===== DATA TO PROCESS

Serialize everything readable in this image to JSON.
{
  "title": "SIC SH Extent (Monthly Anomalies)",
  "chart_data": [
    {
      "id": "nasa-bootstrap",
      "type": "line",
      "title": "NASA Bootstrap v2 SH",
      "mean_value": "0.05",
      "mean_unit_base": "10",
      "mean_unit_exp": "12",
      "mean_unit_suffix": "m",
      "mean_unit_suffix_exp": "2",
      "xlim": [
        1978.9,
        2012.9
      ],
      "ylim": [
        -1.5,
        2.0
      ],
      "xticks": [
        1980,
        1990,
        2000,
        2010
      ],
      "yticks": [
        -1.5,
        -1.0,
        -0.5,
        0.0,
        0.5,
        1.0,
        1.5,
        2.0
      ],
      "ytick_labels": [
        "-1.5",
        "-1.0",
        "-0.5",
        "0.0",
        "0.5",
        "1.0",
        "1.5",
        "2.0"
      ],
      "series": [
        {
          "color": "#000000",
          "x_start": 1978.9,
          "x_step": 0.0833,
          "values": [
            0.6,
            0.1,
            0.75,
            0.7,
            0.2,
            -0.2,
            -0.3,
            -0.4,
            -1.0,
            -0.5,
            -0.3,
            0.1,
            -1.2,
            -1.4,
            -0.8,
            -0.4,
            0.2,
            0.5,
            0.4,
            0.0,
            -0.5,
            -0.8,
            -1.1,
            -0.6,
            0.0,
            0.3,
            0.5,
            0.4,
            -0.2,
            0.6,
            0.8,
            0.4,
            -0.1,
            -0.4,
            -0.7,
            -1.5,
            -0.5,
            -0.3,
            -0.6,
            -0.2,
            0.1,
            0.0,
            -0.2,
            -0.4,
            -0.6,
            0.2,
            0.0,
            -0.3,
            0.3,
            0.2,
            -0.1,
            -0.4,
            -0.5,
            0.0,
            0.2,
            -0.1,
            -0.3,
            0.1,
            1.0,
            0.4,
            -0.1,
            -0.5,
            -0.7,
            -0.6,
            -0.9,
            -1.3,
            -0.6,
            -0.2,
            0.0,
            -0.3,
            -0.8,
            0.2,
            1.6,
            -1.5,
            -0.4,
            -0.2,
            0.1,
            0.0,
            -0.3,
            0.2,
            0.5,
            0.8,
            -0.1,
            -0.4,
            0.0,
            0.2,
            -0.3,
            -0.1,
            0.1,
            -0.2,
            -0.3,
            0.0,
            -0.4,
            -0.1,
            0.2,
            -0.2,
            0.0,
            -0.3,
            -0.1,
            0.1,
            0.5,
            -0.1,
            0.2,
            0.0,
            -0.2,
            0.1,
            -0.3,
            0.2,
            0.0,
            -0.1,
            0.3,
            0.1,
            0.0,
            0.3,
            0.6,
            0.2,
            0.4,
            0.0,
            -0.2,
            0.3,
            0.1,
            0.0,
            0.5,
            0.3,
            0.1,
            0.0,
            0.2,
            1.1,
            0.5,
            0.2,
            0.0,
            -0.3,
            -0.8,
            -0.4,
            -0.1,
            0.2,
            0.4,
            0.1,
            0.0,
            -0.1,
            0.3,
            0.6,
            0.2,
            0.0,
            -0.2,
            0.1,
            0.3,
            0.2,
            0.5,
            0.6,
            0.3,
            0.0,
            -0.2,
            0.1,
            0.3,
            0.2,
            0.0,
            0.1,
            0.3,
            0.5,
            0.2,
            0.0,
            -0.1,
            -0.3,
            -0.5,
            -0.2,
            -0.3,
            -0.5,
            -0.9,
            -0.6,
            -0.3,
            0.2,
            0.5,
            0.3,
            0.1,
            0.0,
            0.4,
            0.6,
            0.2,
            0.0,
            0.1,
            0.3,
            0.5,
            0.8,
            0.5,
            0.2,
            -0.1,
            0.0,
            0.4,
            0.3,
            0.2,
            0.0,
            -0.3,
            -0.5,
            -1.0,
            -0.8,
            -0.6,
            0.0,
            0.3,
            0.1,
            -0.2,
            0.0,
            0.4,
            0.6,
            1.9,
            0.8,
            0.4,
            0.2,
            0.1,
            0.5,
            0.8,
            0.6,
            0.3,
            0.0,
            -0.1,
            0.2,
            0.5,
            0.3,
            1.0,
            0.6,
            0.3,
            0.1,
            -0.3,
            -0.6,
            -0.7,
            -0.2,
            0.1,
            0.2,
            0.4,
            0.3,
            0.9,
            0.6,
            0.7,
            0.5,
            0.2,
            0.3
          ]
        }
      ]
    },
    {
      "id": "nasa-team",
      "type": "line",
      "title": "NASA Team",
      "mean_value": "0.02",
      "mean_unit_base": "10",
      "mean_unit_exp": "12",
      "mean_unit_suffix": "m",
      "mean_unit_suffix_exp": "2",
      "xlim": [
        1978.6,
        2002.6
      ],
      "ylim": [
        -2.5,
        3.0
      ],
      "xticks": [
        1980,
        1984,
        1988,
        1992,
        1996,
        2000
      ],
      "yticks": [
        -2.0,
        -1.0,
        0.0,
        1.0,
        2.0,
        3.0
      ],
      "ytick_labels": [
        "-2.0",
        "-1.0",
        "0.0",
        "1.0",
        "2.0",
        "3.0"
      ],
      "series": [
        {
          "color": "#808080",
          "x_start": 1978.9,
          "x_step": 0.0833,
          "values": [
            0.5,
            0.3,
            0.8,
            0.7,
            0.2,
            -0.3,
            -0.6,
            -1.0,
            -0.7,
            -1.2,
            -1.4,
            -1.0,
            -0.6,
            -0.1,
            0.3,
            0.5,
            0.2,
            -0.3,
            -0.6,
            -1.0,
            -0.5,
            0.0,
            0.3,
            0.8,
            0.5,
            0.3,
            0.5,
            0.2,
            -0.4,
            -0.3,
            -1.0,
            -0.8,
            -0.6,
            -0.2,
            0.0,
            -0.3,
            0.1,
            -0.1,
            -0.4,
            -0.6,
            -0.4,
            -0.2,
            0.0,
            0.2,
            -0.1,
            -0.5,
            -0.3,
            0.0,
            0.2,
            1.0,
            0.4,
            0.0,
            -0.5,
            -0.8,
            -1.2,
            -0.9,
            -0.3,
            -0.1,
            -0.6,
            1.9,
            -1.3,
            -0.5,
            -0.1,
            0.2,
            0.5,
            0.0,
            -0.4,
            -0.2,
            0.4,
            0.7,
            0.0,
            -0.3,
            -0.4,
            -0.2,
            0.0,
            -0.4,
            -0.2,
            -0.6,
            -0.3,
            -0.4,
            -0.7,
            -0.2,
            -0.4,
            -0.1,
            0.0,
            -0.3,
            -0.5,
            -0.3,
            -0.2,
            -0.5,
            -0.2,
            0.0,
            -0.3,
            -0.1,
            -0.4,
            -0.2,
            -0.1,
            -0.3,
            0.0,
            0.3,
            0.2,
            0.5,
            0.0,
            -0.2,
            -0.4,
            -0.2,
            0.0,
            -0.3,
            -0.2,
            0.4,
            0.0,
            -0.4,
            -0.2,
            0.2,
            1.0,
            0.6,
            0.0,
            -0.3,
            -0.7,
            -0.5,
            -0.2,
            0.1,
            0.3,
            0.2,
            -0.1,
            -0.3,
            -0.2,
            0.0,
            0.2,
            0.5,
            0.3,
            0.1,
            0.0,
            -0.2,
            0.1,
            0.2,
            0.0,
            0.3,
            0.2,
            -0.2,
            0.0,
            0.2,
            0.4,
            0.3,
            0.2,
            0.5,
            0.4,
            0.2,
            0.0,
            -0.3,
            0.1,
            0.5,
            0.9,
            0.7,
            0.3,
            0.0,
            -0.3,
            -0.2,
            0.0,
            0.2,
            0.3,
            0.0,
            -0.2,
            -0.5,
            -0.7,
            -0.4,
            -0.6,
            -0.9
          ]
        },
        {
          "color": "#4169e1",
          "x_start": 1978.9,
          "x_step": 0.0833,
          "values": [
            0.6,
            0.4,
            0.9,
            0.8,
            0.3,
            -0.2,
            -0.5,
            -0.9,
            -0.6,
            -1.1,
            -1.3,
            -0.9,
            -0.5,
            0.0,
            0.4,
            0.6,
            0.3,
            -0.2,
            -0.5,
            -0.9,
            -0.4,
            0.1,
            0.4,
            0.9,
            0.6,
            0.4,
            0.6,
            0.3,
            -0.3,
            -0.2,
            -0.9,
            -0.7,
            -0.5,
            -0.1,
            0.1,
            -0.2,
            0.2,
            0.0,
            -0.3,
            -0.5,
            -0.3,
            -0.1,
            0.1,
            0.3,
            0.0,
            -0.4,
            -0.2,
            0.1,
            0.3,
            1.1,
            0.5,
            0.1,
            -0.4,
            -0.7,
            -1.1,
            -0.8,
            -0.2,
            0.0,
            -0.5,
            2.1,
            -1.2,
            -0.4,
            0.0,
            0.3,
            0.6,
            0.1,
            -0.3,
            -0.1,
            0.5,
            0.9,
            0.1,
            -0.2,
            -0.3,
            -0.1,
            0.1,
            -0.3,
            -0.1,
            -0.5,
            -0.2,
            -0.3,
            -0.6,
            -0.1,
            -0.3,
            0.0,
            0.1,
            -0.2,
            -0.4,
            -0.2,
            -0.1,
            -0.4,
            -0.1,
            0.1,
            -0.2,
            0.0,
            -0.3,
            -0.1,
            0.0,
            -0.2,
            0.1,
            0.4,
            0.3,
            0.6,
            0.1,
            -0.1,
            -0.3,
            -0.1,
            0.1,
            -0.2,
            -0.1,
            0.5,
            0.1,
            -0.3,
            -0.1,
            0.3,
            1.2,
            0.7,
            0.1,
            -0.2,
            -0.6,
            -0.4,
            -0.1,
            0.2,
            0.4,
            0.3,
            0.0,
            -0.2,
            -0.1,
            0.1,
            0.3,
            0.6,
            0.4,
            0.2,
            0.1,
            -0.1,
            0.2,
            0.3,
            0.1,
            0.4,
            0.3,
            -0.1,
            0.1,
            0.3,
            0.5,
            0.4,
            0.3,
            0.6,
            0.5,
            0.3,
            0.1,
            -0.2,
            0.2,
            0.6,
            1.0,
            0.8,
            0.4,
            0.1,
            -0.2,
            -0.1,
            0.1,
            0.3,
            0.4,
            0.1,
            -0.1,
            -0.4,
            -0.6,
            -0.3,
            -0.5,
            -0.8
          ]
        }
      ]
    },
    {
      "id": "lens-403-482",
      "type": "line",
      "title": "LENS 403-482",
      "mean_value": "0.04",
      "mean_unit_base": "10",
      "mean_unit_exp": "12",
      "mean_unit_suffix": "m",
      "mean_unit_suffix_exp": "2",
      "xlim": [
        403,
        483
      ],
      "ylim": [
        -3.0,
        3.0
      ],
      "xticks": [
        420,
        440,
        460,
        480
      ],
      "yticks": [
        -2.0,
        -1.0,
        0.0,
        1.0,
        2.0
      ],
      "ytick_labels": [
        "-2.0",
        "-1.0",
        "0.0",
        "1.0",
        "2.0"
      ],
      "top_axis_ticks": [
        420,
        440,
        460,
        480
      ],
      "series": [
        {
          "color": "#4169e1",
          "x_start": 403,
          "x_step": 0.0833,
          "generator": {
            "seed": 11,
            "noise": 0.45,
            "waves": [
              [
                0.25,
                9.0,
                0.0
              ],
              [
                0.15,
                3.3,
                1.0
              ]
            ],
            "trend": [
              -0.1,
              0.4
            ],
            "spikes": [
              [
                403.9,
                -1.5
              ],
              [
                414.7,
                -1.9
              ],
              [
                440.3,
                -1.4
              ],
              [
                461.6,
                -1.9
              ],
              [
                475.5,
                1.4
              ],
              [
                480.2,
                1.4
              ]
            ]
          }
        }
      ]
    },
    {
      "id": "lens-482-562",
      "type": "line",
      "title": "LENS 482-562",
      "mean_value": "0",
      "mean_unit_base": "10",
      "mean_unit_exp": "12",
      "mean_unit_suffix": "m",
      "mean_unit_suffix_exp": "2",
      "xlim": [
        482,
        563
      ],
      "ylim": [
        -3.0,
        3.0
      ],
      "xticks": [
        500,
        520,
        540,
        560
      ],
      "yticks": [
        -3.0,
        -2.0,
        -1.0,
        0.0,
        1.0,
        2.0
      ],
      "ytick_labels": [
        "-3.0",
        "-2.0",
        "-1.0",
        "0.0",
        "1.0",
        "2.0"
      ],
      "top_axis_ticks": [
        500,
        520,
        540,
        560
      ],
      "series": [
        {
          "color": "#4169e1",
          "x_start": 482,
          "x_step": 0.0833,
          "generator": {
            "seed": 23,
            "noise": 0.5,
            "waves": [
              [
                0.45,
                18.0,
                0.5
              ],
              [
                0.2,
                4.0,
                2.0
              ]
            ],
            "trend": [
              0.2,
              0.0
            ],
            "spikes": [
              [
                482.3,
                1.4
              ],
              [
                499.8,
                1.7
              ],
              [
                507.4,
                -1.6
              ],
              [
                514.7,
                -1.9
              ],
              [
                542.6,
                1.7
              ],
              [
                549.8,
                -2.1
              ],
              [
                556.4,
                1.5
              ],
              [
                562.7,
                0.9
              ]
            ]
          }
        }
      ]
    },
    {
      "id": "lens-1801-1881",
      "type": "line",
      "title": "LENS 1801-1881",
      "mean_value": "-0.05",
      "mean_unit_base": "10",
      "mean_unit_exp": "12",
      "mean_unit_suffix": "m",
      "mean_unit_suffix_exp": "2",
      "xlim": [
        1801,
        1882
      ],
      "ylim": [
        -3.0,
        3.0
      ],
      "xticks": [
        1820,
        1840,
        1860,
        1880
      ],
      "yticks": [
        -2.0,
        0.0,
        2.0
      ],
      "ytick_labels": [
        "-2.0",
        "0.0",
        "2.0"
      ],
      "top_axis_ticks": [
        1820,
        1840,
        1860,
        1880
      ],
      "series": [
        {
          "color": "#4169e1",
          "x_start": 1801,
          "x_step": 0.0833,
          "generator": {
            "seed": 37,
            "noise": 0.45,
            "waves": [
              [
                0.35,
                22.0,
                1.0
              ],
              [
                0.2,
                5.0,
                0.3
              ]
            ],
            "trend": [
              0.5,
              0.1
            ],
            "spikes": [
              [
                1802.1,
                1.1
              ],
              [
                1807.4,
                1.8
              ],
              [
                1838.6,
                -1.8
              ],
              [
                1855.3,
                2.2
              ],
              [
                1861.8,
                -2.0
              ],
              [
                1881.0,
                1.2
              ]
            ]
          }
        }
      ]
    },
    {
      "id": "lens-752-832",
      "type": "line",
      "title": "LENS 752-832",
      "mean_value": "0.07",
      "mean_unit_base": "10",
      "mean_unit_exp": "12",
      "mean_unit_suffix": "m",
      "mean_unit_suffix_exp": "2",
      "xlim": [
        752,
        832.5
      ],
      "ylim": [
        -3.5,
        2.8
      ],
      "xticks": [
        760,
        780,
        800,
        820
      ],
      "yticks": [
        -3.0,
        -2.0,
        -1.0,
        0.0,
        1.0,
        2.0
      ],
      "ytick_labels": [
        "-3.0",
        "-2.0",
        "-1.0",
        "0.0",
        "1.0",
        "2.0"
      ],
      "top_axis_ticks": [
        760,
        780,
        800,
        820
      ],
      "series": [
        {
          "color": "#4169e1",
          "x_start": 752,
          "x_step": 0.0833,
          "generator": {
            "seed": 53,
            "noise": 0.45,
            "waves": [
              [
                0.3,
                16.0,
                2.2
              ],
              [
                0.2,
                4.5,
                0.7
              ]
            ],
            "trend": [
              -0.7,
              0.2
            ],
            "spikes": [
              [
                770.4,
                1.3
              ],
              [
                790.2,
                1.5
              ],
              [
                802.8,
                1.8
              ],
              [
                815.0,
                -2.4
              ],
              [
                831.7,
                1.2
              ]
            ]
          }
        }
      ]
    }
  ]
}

==========

* [WHAT IS REQUIRED]: Determine the number of lines in the records that include the string "title", and respond with that number only.

* [RESPONSE]: 7